▸ LIST OF TASKS:
A) Can you return, word for word, the part of the solar panel thread that opens with the words containing "I had a free" and closes with "do the same?"?
B) Could you supply the next part of the forum thread about a freestanding solar panel, starting after its final line?

▸ TEXT:
=======
# QUESTION FOR TRIGANO OWNERS



## chopper (May 22, 2005)

Hi

I know i keep on about this but has anyone got a freestanding solar panel and if so how have u worked the lead from the under passenger seat battery?

I am not keen on it going under the edge of the passenger door as it is doing now?

regards

keith


----------



## Don_Madge (May 1, 2005)

chopper said:


> Hi
> 
> I know i keep on about this but has anyone got a freestanding solar panel and if so how have u worked the lead from the under passenger seat battery?
> 
> ...


Keith,

I had a free standing 60 watt solar panel for many years. When I downsized to the Timberland I had no room to store it inside so I had it mounted on the roof. Is there any reason you can't do the same?

Regards

Don


----------



## chopper (May 22, 2005)

Hi

no reason other than i need it to be free standing as i use it for other things not motor home connected etc

keith


----------



## sergeant (Jun 7, 2006)
=======
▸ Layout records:
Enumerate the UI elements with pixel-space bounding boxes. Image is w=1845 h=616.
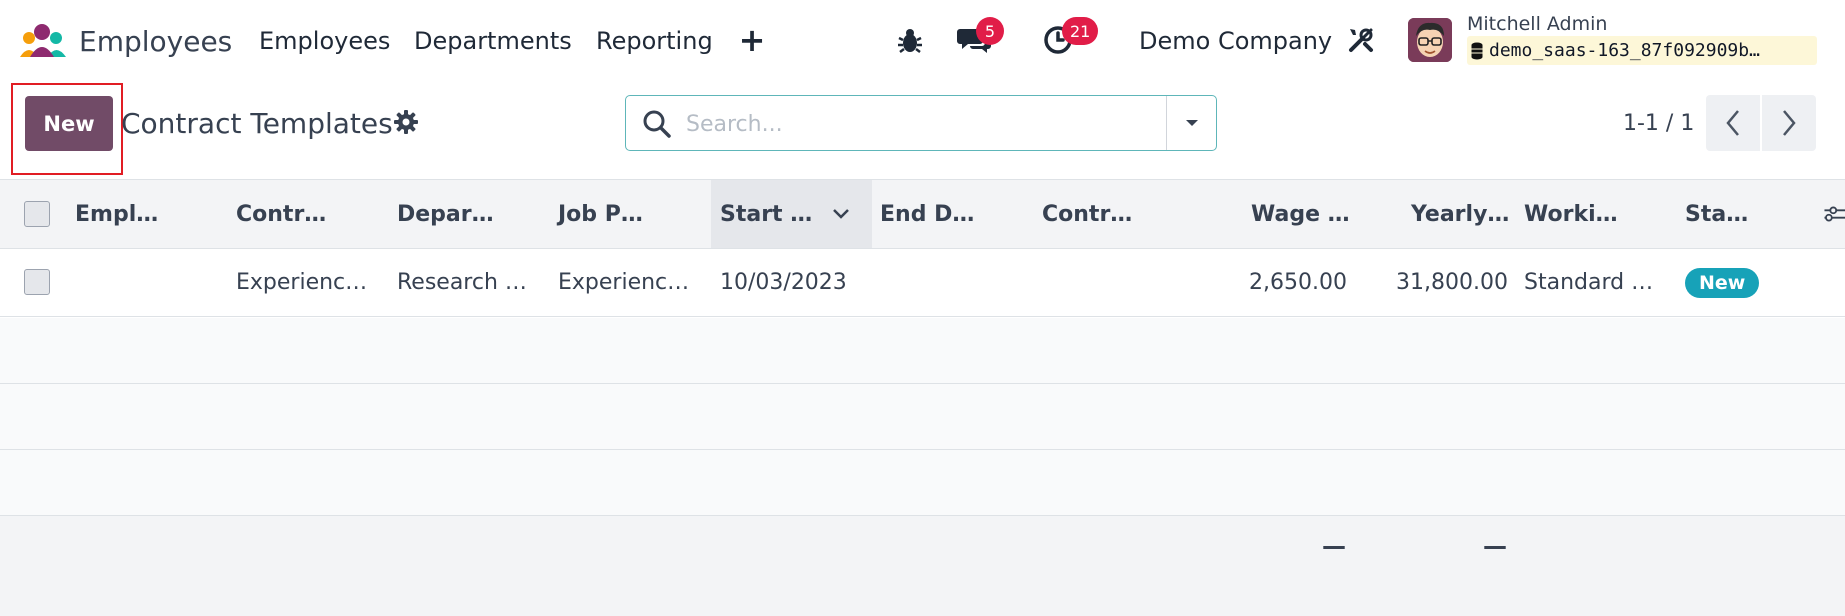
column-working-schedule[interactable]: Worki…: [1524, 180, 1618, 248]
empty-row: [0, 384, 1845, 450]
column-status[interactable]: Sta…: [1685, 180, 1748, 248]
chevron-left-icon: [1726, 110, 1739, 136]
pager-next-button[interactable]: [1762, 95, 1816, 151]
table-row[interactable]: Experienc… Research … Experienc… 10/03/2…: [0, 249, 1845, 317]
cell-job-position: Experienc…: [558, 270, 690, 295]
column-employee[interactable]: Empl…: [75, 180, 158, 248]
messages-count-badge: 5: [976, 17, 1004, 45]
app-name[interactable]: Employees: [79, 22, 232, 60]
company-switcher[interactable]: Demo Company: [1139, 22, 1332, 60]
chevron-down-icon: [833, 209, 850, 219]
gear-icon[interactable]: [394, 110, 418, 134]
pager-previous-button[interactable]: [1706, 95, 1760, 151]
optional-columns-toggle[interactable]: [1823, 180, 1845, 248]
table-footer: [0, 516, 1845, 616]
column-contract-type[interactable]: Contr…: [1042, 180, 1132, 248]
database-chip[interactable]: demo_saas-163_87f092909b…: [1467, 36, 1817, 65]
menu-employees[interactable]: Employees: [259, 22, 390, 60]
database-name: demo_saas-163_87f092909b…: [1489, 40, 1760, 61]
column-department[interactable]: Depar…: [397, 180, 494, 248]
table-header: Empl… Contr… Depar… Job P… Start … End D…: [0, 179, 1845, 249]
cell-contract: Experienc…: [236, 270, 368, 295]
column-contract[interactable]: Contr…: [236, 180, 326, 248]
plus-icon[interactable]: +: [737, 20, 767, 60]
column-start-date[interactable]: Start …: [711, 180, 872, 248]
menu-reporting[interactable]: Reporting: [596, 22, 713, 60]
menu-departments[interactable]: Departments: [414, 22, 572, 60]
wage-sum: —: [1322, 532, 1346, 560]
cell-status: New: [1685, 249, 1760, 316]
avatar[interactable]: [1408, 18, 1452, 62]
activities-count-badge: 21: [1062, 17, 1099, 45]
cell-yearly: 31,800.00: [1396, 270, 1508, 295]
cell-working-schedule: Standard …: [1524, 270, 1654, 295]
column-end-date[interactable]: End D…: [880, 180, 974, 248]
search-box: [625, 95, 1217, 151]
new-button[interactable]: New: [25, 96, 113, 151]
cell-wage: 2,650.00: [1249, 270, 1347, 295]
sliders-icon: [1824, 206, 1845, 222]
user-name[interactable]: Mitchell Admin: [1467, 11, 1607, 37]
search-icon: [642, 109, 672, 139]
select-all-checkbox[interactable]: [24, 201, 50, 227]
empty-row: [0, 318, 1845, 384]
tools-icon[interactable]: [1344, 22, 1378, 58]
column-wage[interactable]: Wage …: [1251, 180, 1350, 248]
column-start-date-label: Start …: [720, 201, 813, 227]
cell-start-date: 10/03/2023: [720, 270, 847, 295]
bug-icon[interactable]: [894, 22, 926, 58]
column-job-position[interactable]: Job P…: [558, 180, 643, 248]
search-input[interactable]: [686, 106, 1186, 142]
=======
▸ OUTPUTS:
A)
I had a free standing 60 watt solar panel for many years. When I downsized to the Timberland I had no room to store it inside so I had it mounted on the roof. Is there any reason you can't do the same?

B)
Hi chopper, Go to your nearest motorbike shop & but a Bosch plug & socket. This is a waterproof 12v accessory socket similar but smaller than your cigar lighter socket. It is easy enough to mount the socket just under the sill or anywhere you find convenient. Cost £10 roughly, Steve


----------



## chopper (May 22, 2005)

Hi Sargeant

thank you for your reply though i am not sure how this helps as i am still going to have to get the lead from the battery to the outside and both ends have a connection on now!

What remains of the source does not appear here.